#### WORK INSTRUCTIONS:
Wherever the word "Limoges" appears in the entries, copy the whole line.

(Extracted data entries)
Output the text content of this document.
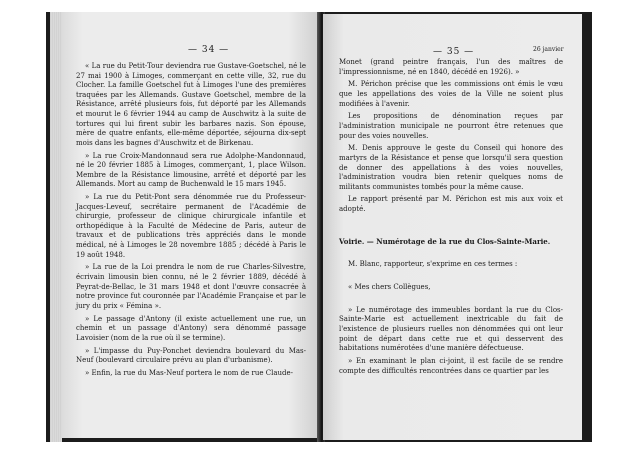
— 34 —

« La rue du Petit-Tour deviendra rue Gustave-Goetschel, né le 27 mai 1900 à Limoges, commerçant en cette ville, 32, rue du Clocher. La famille Goetschel fut à Limoges l'une des premières traquées par les Allemands. Gustave Goetschel, membre de la Résistance, arrêté plusieurs fois, fut déporté par les Allemands et mourut le 6 février 1944 au camp de Auschwitz à la suite de tortures qui lui firent subir les barbares nazis. Son épouse, mère de quatre enfants, elle-même déportée, séjourna dix-sept mois dans les bagnes d'Auschwitz et de Birkenau.

» La rue Croix-Mandonnaud sera rue Adolphe-Mandonnaud, né le 20 février 1885 à Limoges, commerçant, 1, place Wilson. Membre de la Résistance limousine, arrêté et déporté par les Allemands. Mort au camp de Buchenwald le 15 mars 1945.

» La rue du Petit-Pont sera dénommée rue du Professeur-Jacques-Leveuf, secrétaire permanent de l'Académie de chirurgie, professeur de clinique chirurgicale infantile et orthopédique à la Faculté de Médecine de Paris, auteur de travaux et de publications très appréciés dans le monde médical, né à Limoges le 28 novembre 1885 ; décédé à Paris le 19 août 1948.

» La rue de la Loi prendra le nom de rue Charles-Silvestre, écrivain limousin bien connu, né le 2 février 1889, décédé à Peyrat-de-Bellac, le 31 mars 1948 et dont l'œuvre consacrée à notre province fut couronnée par l'Académie Française et par le jury du prix « Fémina ».

» Le passage d'Antony (il existe actuellement une rue, un chemin et un passage d'Antony) sera dénommé passage Lavoisier (nom de la rue où il se termine).

» L'impasse du Puy-Ponchet deviendra boulevard du Mas-Neuf (boulevard circulaire prévu au plan d'urbanisme).

» Enfin, la rue du Mas-Neuf portera le nom de rue Claude-

— 35 —	26 janvier

Monet (grand peintre français, l'un des maîtres de l'impressionnisme, né en 1840, décédé en 1926). »

M. Périchon précise que les commissions ont émis le vœu que les appellations des voies de la Ville ne soient plus modifiées à l'avenir.

Les propositions de dénomination reçues par l'administration municipale ne pourront être retenues que pour des voies nouvelles.

M. Denis approuve le geste du Conseil qui honore des martyrs de la Résistance et pense que lorsqu'il sera question de donner des appellations à des voies nouvelles, l'administration voudra bien retenir quelques noms de militants communistes tombés pour la même cause.

Le rapport présenté par M. Périchon est mis aux voix et adopté.

Voirie. — Numérotage de la rue du Clos-Sainte-Marie.

M. Blanc, rapporteur, s'exprime en ces termes :

« Mes chers Collègues,

» Le numérotage des immeubles bordant la rue du Clos-Sainte-Marie est actuellement inextricable du fait de l'existence de plusieurs ruelles non dénommées qui ont leur point de départ dans cette rue et qui desservent des habitations numérotées d'une manière défectueuse.

» En examinant le plan ci-joint, il est facile de se rendre compte des difficultés rencontrées dans ce quartier par les
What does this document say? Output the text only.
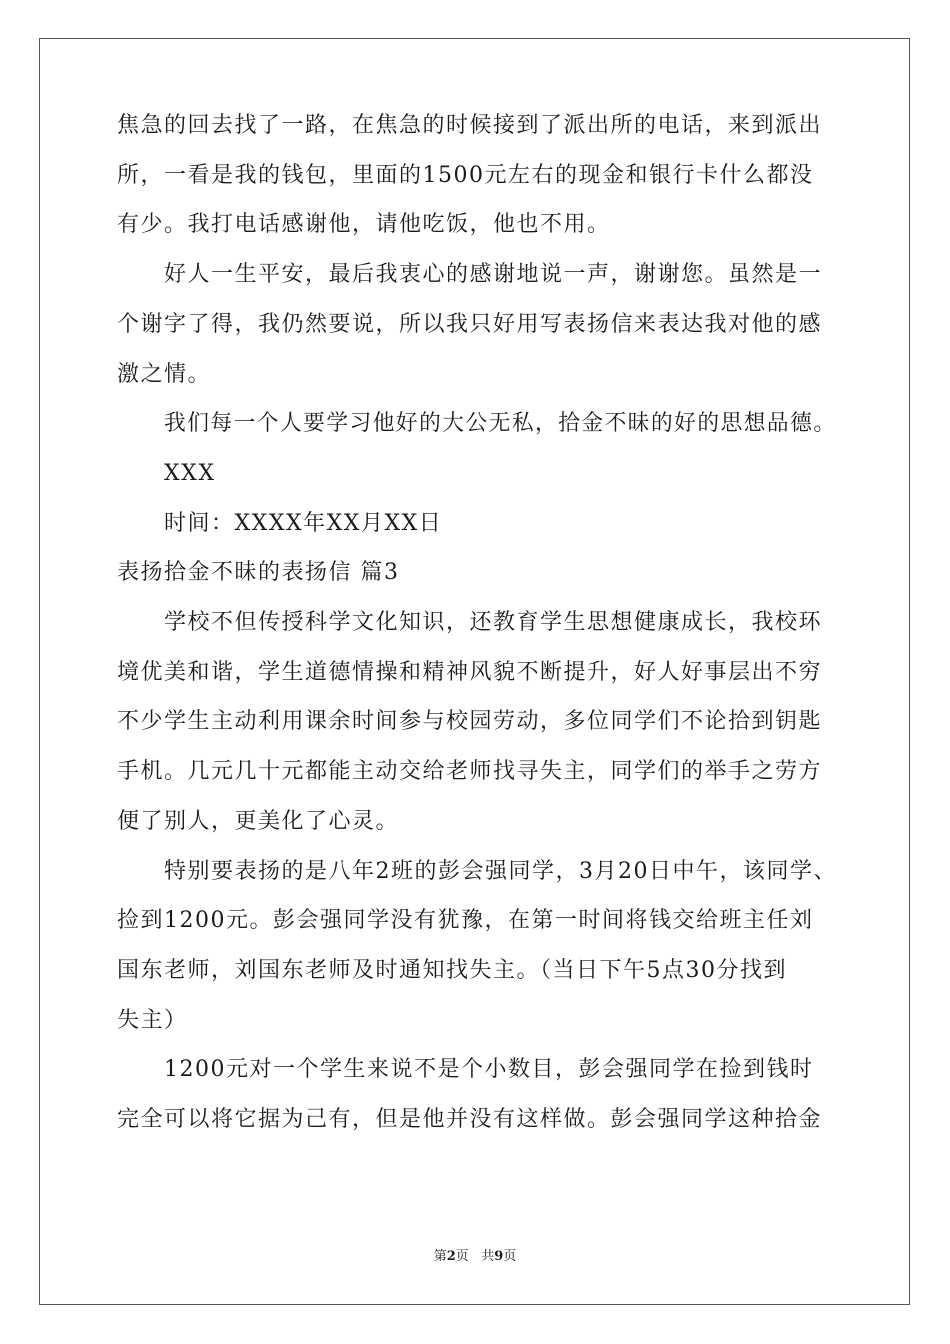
焦急的回去找了一路，在焦急的时候接到了派出所的电话，来到派出
所，一看是我的钱包，里面的1500元左右的现金和银行卡什么都没
有少。我打电话感谢他，请他吃饭，他也不用。
好人一生平安，最后我衷心的感谢地说一声，谢谢您。虽然是一
个谢字了得，我仍然要说，所以我只好用写表扬信来表达我对他的感
激之情。
我们每一个人要学习他好的大公无私，拾金不昧的好的思想品德。
XXX
时间：XXXX年XX月XX日
表扬拾金不昧的表扬信 篇3
学校不但传授科学文化知识，还教育学生思想健康成长，我校环
境优美和谐，学生道德情操和精神风貌不断提升，好人好事层出不穷
不少学生主动利用课余时间参与校园劳动，多位同学们不论拾到钥匙
手机。几元几十元都能主动交给老师找寻失主，同学们的举手之劳方
便了别人，更美化了心灵。
特别要表扬的是八年2班的彭会强同学，3月20日中午，该同学、
捡到1200元。彭会强同学没有犹豫，在第一时间将钱交给班主任刘
国东老师，刘国东老师及时通知找失主。（当日下午5点30分找到
失主）
1200元对一个学生来说不是个小数目，彭会强同学在捡到钱时
完全可以将它据为己有，但是他并没有这样做。彭会强同学这种拾金
第2页 共9页
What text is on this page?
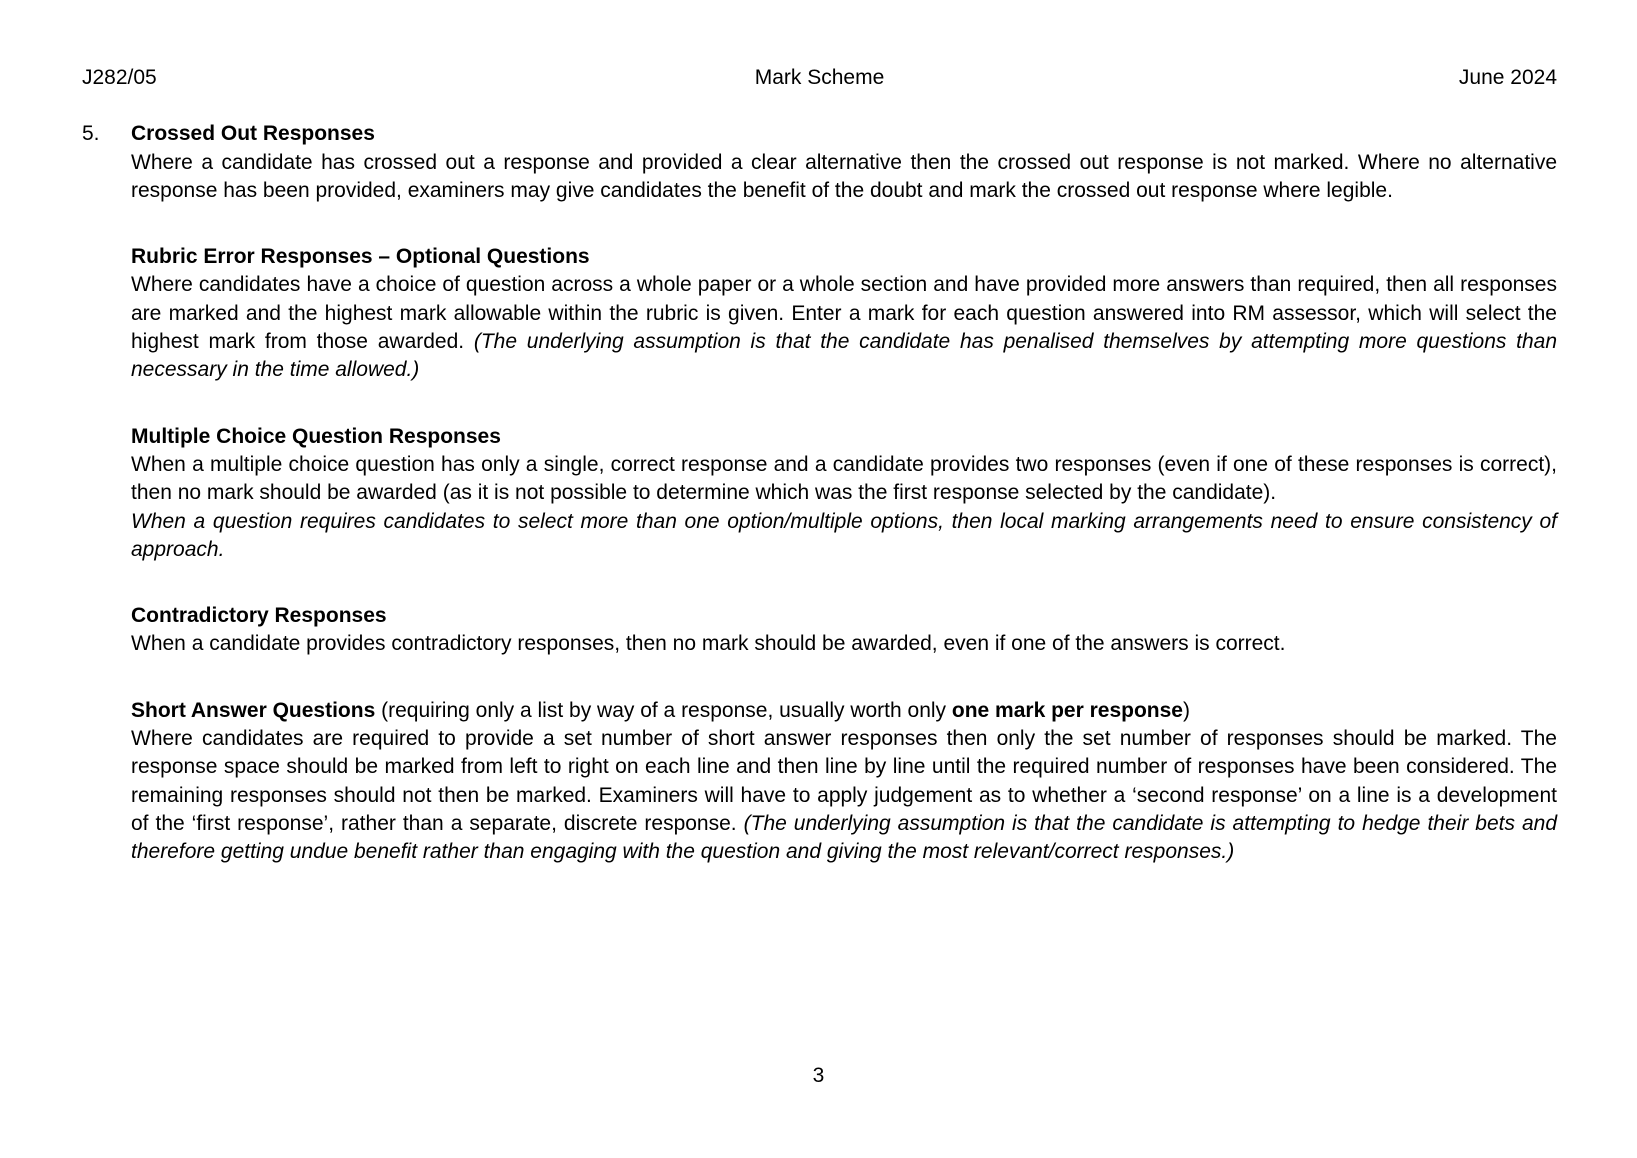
J282/05	Mark Scheme	June 2024
5.	Crossed Out Responses

Where a candidate has crossed out a response and provided a clear alternative then the crossed out response is not marked. Where no alternative response has been provided, examiners may give candidates the benefit of the doubt and mark the crossed out response where legible.

Rubric Error Responses – Optional Questions

Where candidates have a choice of question across a whole paper or a whole section and have provided more answers than required, then all responses are marked and the highest mark allowable within the rubric is given. Enter a mark for each question answered into RM assessor, which will select the highest mark from those awarded. (The underlying assumption is that the candidate has penalised themselves by attempting more questions than necessary in the time allowed.)

Multiple Choice Question Responses

When a multiple choice question has only a single, correct response and a candidate provides two responses (even if one of these responses is correct), then no mark should be awarded (as it is not possible to determine which was the first response selected by the candidate).

When a question requires candidates to select more than one option/multiple options, then local marking arrangements need to ensure consistency of approach.

Contradictory Responses

When a candidate provides contradictory responses, then no mark should be awarded, even if one of the answers is correct.

Short Answer Questions (requiring only a list by way of a response, usually worth only one mark per response)

Where candidates are required to provide a set number of short answer responses then only the set number of responses should be marked. The response space should be marked from left to right on each line and then line by line until the required number of responses have been considered. The remaining responses should not then be marked. Examiners will have to apply judgement as to whether a ‘second response’ on a line is a development of the ‘first response’, rather than a separate, discrete response. (The underlying assumption is that the candidate is attempting to hedge their bets and therefore getting undue benefit rather than engaging with the question and giving the most relevant/correct responses.)

3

#### ANSWER:
« La rue du Petit-Tour deviendra rue Gustave-Goetschel, né le 27 mai 1900 à Limoges, commerçant en cette ville, 32, rue du Clocher. La famille Goetschel fut à Limoges l'une des premières traquées par les Allemands. Gustave Goetschel, membre de la Résistance, arrêté plusieurs fois, fut déporté par les Allemands et mourut le 6 février 1944 au camp de Auschwitz à la suite de tortures qui lui firent subir les barbares nazis. Son épouse, mère de quatre enfants, elle-même déportée, séjourna dix-sept mois dans les bagnes d'Auschwitz et de Birkenau.
» La rue Croix-Mandonnaud sera rue Adolphe-Mandonnaud, né le 20 février 1885 à Limoges, commerçant, 1, place Wilson. Membre de la Résistance limousine, arrêté et déporté par les Allemands. Mort au camp de Buchenwald le 15 mars 1945.
» La rue du Petit-Pont sera dénommée rue du Professeur-Jacques-Leveuf, secrétaire permanent de l'Académie de chirurgie, professeur de clinique chirurgicale infantile et orthopédique à la Faculté de Médecine de Paris, auteur de travaux et de publications très appréciés dans le monde médical, né à Limoges le 28 novembre 1885 ; décédé à Paris le 19 août 1948.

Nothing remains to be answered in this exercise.